### Activity
Lines below that include the word "Kootwijkerbroek" should each be copied.

### Records supplied
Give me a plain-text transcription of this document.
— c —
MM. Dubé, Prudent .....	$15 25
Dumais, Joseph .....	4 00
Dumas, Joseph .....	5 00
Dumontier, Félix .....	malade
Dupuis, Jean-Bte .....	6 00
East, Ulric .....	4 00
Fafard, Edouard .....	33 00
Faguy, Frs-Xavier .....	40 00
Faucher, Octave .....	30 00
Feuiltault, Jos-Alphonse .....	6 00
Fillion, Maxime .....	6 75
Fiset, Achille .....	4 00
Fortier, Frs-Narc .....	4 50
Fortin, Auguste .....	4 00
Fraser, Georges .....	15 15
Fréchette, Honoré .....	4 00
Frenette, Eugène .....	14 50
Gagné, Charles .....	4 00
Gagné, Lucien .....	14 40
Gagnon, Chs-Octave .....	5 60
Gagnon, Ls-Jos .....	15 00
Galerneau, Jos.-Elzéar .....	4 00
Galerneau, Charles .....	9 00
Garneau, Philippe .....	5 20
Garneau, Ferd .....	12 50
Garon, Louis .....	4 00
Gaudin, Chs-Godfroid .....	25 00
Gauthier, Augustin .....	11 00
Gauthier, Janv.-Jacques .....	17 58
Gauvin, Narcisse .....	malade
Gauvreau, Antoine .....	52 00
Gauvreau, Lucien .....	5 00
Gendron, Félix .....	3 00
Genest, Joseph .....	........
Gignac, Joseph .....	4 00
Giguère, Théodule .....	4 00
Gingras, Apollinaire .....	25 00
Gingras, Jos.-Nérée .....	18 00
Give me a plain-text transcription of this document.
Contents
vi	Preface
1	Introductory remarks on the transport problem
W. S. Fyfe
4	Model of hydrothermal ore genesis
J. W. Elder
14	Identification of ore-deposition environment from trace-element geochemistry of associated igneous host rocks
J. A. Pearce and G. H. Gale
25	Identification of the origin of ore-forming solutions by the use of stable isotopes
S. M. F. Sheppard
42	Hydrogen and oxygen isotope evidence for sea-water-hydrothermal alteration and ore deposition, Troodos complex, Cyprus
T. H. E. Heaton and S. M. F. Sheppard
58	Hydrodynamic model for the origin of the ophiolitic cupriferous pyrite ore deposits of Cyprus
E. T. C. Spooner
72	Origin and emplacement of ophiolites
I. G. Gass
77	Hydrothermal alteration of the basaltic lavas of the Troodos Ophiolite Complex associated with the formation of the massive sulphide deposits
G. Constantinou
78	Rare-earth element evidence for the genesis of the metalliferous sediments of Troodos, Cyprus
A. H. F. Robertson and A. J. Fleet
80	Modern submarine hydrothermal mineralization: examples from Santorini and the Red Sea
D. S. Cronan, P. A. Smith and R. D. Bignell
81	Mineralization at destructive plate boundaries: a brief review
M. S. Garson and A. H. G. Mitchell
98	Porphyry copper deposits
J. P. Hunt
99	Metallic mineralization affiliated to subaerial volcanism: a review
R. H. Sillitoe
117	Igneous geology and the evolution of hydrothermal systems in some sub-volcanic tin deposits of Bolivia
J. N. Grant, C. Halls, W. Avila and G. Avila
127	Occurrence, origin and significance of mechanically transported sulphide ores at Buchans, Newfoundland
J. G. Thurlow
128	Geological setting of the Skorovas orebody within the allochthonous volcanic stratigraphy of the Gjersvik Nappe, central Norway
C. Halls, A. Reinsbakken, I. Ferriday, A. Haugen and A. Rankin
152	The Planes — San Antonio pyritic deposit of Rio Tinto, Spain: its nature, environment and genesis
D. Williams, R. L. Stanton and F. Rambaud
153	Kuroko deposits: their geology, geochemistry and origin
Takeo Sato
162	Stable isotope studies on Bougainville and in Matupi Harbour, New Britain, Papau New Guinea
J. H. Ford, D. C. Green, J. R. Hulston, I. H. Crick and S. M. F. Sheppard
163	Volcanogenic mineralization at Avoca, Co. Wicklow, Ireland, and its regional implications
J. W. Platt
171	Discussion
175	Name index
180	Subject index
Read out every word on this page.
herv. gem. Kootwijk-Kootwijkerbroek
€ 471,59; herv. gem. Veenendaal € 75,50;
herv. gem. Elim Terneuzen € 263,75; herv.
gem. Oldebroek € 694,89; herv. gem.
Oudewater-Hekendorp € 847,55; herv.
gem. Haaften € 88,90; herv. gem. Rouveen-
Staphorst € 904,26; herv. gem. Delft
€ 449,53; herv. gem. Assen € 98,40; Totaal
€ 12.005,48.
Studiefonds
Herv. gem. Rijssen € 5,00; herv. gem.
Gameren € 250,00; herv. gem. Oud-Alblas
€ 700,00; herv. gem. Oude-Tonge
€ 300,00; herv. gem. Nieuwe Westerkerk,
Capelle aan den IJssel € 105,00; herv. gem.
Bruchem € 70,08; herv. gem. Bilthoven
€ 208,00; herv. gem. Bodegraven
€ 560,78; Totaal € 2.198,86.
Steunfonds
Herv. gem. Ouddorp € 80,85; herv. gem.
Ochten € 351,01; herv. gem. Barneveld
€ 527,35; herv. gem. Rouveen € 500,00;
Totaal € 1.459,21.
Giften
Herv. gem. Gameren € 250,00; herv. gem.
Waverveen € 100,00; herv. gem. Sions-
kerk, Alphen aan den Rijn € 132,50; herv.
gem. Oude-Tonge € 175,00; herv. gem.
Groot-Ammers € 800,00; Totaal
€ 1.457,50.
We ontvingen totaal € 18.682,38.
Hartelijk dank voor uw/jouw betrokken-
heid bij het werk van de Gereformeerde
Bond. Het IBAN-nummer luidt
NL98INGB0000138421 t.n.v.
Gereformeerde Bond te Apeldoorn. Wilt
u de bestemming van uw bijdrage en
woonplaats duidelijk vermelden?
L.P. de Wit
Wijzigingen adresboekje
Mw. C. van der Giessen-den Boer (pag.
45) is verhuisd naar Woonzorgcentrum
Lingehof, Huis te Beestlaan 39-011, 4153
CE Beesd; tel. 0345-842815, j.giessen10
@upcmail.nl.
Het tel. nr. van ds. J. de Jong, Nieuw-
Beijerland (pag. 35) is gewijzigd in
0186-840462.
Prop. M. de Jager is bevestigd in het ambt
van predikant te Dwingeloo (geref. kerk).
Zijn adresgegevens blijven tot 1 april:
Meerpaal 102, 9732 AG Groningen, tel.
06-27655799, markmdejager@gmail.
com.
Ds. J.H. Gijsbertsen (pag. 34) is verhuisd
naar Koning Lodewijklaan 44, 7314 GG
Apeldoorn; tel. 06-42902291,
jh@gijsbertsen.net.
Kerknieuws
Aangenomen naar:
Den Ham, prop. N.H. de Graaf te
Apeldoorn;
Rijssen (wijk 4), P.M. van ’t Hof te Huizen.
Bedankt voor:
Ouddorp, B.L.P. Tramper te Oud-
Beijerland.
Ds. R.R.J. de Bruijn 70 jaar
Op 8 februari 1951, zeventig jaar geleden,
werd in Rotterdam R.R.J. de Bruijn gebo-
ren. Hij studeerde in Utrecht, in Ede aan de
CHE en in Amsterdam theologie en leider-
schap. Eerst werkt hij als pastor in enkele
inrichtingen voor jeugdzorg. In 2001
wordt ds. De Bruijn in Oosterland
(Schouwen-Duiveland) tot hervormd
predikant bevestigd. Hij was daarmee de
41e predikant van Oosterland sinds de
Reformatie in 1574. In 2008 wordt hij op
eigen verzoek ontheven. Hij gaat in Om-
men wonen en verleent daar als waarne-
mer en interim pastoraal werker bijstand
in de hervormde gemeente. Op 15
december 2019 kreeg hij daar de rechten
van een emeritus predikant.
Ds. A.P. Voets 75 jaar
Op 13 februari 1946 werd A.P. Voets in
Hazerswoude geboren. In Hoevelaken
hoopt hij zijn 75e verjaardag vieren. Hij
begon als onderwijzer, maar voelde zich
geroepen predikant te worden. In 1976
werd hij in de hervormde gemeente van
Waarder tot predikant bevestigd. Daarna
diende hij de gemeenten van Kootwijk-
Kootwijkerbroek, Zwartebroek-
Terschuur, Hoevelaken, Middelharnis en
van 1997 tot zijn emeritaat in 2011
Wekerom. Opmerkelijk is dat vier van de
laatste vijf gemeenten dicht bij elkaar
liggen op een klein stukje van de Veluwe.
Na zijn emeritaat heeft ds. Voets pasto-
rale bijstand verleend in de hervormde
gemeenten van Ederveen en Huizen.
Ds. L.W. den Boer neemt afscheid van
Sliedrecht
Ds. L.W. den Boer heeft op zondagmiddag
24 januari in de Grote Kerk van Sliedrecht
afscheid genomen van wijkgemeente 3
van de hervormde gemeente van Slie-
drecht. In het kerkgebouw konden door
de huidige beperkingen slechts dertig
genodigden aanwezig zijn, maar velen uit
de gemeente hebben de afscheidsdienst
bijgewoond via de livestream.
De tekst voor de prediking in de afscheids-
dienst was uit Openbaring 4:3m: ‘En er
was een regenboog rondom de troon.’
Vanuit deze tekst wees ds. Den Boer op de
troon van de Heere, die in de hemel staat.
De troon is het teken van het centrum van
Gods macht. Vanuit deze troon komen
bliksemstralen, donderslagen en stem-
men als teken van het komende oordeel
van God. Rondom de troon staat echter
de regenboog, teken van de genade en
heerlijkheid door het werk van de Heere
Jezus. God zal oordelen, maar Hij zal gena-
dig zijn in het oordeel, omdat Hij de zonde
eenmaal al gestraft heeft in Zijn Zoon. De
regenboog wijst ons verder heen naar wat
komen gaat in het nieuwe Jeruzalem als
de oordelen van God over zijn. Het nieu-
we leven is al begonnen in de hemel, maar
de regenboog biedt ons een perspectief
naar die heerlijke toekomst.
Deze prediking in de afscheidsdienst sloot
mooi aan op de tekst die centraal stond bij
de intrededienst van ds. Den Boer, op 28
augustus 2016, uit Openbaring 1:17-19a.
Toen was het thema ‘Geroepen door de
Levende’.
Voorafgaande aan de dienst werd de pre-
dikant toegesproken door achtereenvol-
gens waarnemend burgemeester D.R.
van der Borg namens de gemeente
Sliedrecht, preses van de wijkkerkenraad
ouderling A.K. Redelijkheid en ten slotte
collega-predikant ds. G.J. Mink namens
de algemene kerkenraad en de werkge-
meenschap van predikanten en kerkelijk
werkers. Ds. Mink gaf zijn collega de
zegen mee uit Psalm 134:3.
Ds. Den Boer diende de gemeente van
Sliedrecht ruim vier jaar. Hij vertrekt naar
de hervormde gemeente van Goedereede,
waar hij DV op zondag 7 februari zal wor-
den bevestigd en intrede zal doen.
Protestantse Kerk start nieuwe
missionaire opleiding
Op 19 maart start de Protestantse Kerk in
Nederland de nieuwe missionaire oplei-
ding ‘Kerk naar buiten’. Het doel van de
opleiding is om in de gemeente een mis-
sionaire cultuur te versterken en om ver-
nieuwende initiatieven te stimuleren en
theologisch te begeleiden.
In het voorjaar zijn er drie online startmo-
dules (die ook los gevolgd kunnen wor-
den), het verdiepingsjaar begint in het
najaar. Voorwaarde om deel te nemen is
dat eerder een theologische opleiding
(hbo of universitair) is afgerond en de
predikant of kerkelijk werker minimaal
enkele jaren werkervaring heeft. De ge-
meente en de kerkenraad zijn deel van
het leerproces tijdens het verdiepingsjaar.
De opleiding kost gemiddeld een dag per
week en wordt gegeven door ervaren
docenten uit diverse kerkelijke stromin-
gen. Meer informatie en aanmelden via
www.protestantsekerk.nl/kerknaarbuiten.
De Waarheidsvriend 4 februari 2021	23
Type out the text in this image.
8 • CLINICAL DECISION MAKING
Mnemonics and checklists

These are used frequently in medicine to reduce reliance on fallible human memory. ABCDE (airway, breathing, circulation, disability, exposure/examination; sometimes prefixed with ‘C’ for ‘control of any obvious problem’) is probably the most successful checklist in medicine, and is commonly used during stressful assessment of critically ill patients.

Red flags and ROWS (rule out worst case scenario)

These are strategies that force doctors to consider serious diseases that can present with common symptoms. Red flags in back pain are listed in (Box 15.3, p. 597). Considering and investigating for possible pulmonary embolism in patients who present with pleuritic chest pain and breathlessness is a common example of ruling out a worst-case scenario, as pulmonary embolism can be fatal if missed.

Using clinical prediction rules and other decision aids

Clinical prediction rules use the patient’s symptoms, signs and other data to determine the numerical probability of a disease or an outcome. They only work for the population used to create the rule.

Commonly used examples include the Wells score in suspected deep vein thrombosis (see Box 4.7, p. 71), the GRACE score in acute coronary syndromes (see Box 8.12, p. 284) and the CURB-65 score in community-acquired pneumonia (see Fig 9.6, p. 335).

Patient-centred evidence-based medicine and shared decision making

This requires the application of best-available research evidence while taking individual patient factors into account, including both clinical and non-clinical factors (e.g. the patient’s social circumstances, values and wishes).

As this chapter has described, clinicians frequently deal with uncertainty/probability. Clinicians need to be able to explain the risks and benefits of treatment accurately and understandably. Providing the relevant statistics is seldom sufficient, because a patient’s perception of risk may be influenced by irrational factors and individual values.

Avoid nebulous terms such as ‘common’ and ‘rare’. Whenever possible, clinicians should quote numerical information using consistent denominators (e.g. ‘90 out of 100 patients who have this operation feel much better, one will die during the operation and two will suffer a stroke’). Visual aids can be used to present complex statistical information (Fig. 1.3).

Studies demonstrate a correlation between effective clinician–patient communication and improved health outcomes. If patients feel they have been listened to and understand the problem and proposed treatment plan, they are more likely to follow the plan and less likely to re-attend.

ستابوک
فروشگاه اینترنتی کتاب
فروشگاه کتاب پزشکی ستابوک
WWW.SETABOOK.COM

### Answer
herv. gem. Kootwijk-Kootwijkerbroek
Kootwijkerbroek, Zwartebroek-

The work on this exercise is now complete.